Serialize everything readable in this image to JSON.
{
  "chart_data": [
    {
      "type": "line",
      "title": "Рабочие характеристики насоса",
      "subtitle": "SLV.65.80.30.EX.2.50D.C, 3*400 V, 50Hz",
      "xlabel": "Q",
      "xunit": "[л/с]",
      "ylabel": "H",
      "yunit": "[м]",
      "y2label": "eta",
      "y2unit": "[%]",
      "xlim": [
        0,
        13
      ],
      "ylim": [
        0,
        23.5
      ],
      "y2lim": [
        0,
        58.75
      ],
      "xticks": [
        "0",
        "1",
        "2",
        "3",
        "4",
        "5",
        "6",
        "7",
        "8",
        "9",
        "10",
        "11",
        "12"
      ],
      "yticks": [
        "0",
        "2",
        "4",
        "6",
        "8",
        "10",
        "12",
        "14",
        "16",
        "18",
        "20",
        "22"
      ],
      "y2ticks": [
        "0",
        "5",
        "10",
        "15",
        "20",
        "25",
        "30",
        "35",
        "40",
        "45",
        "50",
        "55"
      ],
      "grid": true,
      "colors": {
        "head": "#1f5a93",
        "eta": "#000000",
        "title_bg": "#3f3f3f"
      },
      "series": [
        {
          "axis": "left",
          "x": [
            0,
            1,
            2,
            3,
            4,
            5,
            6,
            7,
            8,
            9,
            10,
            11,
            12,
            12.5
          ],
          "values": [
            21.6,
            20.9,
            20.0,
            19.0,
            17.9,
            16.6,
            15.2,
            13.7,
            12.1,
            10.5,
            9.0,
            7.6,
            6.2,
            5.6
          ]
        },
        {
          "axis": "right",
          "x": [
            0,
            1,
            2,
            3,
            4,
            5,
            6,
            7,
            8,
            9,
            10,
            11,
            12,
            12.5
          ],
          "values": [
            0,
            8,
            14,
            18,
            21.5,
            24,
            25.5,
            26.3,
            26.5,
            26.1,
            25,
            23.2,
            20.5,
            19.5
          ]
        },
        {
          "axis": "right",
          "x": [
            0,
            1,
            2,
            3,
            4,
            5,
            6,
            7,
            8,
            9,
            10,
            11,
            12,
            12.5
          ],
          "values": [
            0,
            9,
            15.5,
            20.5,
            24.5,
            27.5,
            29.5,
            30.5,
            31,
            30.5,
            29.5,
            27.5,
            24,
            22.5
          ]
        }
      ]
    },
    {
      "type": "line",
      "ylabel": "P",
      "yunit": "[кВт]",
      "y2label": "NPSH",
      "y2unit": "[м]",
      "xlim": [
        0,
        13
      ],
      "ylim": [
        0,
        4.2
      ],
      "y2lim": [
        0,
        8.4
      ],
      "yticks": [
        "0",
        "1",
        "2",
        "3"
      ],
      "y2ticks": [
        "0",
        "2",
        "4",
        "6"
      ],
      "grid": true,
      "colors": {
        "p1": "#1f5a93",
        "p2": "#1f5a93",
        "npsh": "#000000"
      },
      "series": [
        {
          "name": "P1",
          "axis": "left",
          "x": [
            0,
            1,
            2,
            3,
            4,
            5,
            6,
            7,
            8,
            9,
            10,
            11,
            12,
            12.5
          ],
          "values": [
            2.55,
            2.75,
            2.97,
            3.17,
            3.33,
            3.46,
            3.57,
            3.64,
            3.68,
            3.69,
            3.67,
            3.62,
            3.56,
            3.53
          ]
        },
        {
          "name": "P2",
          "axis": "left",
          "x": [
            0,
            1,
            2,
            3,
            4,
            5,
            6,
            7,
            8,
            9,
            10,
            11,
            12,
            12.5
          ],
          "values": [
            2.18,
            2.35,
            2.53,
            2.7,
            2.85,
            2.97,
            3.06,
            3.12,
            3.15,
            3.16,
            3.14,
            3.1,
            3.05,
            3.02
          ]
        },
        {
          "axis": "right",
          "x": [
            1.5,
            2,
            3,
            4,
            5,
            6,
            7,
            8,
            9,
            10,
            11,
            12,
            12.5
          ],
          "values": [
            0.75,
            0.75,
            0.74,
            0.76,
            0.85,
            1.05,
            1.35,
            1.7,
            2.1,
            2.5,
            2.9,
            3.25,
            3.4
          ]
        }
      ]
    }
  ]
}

........

TASK STATEMENT »
Quote every entry exactly.

WRITTEN RESPONSE »
Serialize everything readable in this image to JSON.
{
  "chart_data": [
    {
      "type": "line",
      "title": "Рабочие характеристики насоса",
      "subtitle": "SLV.65.80.30.EX.2.50D.C, 3*400 V, 50Hz",
      "xlabel": "Q",
      "xunit": "[л/с]",
      "ylabel": "H",
      "yunit": "[м]",
      "y2label": "eta",
      "y2unit": "[%]",
      "xlim": [
        0,
        13
      ],
      "ylim": [
        0,
        23.5
      ],
      "y2lim": [
        0,
        58.75
      ],
      "xticks": [
        "0",
        "1",
        "2",
        "3",
        "4",
        "5",
        "6",
        "7",
        "8",
        "9",
        "10",
        "11",
        "12"
      ],
      "yticks": [
        "0",
        "2",
        "4",
        "6",
        "8",
        "10",
        "12",
        "14",
        "16",
        "18",
        "20",
        "22"
      ],
      "y2ticks": [
        "0",
        "5",
        "10",
        "15",
        "20",
        "25",
        "30",
        "35",
        "40",
        "45",
        "50",
        "55"
      ],
      "grid": true,
      "colors": {
        "head": "#1f5a93",
        "eta": "#000000",
        "title_bg": "#3f3f3f"
      },
      "series": [
        {
          "axis": "left",
          "x": [
            0,
            1,
            2,
            3,
            4,
            5,
            6,
            7,
            8,
            9,
            10,
            11,
            12,
            12.5
          ],
          "values": [
            21.6,
            20.9,
            20.0,
            19.0,
            17.9,
            16.6,
            15.2,
            13.7,
            12.1,
            10.5,
            9.0,
            7.6,
            6.2,
            5.6
          ]
        },
        {
          "axis": "right",
          "x": [
            0,
            1,
            2,
            3,
            4,
            5,
            6,
            7,
            8,
            9,
            10,
            11,
            12,
            12.5
          ],
          "values": [
            0,
            8,
            14,
            18,
            21.5,
            24,
            25.5,
            26.3,
            26.5,
            26.1,
            25,
            23.2,
            20.5,
            19.5
          ]
        },
        {
          "axis": "right",
          "x": [
            0,
            1,
            2,
            3,
            4,
            5,
            6,
            7,
            8,
            9,
            10,
            11,
            12,
            12.5
          ],
          "values": [
            0,
            9,
            15.5,
            20.5,
            24.5,
            27.5,
            29.5,
            30.5,
            31,
            30.5,
            29.5,
            27.5,
            24,
            22.5
          ]
        }
      ]
    },
    {
      "type": "line",
      "ylabel": "P",
      "yunit": "[кВт]",
      "y2label": "NPSH",
      "y2unit": "[м]",
      "xlim": [
        0,
        13
      ],
      "ylim": [
        0,
        4.2
      ],
      "y2lim": [
        0,
        8.4
      ],
      "yticks": [
        "0",
        "1",
        "2",
        "3"
      ],
      "y2ticks": [
        "0",
        "2",
        "4",
        "6"
      ],
      "grid": true,
      "colors": {
        "p1": "#1f5a93",
        "p2": "#1f5a93",
        "npsh": "#000000"
      },
      "series": [
        {
          "name": "P1",
          "axis": "left",
          "x": [
            0,
            1,
            2,
            3,
            4,
            5,
            6,
            7,
            8,
            9,
            10,
            11,
            12,
            12.5
          ],
          "values": [
            2.55,
            2.75,
            2.97,
            3.17,
            3.33,
            3.46,
            3.57,
            3.64,
            3.68,
            3.69,
            3.67,
            3.62,
            3.56,
            3.53
          ]
        },
        {
          "name": "P2",
          "axis": "left",
          "x": [
            0,
            1,
            2,
            3,
            4,
            5,
            6,
            7,
            8,
            9,
            10,
            11,
            12,
            12.5
          ],
          "values": [
            2.18,
            2.35,
            2.53,
            2.7,
            2.85,
            2.97,
            3.06,
            3.12,
            3.15,
            3.16,
            3.14,
            3.1,
            3.05,
            3.02
          ]
        },
        {
          "axis": "right",
          "x": [
            1.5,
            2,
            3,
            4,
            5,
            6,
            7,
            8,
            9,
            10,
            11,
            12,
            12.5
          ],
          "values": [
            0.75,
            0.75,
            0.74,
            0.76,
            0.85,
            1.05,
            1.35,
            1.7,
            2.1,
            2.5,
            2.9,
            3.25,
            3.4
          ]
        }
      ]
    }
  ]
}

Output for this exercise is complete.